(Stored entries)
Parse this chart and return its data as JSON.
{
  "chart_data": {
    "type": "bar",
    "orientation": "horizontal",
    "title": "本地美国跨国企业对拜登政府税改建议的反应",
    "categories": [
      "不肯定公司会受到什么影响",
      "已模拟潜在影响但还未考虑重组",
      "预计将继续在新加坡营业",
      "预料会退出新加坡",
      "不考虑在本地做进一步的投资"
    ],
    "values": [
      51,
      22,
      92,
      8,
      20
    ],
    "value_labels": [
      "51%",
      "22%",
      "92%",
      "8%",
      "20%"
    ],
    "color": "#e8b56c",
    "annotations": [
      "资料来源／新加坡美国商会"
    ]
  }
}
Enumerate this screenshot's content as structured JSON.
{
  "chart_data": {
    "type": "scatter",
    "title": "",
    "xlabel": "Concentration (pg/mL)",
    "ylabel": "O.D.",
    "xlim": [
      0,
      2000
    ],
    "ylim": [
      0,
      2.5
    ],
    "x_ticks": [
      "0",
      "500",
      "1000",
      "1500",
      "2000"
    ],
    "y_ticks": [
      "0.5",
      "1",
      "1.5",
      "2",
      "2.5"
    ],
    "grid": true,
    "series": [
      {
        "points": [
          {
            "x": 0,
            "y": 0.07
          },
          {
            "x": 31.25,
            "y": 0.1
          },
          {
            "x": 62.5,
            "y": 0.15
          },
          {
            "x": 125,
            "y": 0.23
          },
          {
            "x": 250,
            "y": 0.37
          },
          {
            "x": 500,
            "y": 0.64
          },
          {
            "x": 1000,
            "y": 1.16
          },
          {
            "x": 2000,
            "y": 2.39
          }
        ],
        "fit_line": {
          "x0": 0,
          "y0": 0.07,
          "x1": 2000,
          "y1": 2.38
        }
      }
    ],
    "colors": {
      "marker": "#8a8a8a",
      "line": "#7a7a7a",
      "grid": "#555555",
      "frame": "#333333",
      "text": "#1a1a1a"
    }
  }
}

_Task_: From the data above, copy each line where the string "this" appears.

_Written response_:
Parse this chart and return its data as JSON.
Enumerate this screenshot's content as structured JSON.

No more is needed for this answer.